- TASKS FOR THIS EXERCISE -
- 1) In the film article, where does the 1908 film rank among Australian features ever made?
- 2) Please reproduce the film article word for word, from "The 1908 film" up to and including "a television mini-series.".

- SOURCE EXCERPT -
%%
For the Term of His Natural Life is a 1908 Australian silent film based on the 1874 novel by the same name by Marcus Clarke. The film is an adaptation of MacMahon's stage adaptation of the novel.

It was the fourth Australian feature ever made and is considered a lost film.

The 1908 film was the first screen adaptation of Clarke's novel, which was also later filmed in 1911, as a silent film known as "The Life of Rufus Dawes", 1927, again as a silent film (the most expensive produced in Australia to that time) and 1983, as a television mini-series.

Synopsis
The film's plot was a collection of highlights from the novel, such as 
"The Convict Mutiny in the 'Malabar'", 
"The Burning of the 'Hydaspes'", 
"The Murder on Hampstead Heath", 
"The Solitary of Grummet Island", and 
"The Life and Death Struggle Between Gabbett and his Famished Escapees".
%%
- INFORMATION SUPPLIED -
%%
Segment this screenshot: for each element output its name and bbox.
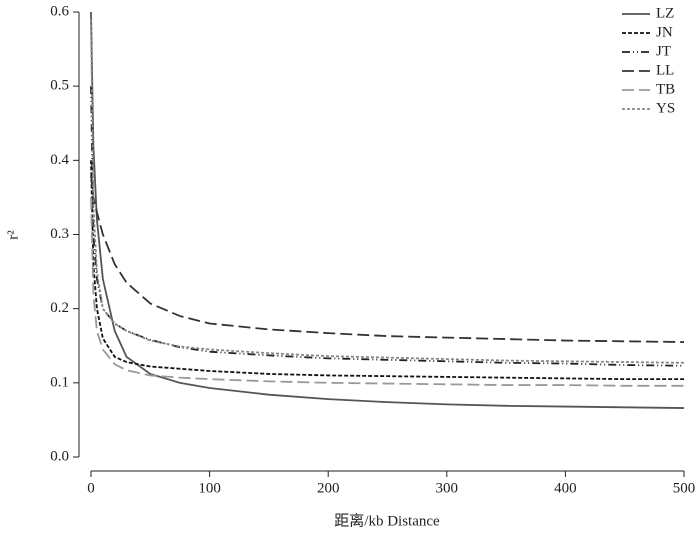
%%
- THE REPLIES -
- 1) It was the fourth Australian feature ever made.

- 2)
The 1908 film was the first screen adaptation of Clarke's novel, which was also later filmed in 1911, as a silent film known as "The Life of Rufus Dawes", 1927, again as a silent film (the most expensive produced in Australia to that time) and 1983, as a television mini-series.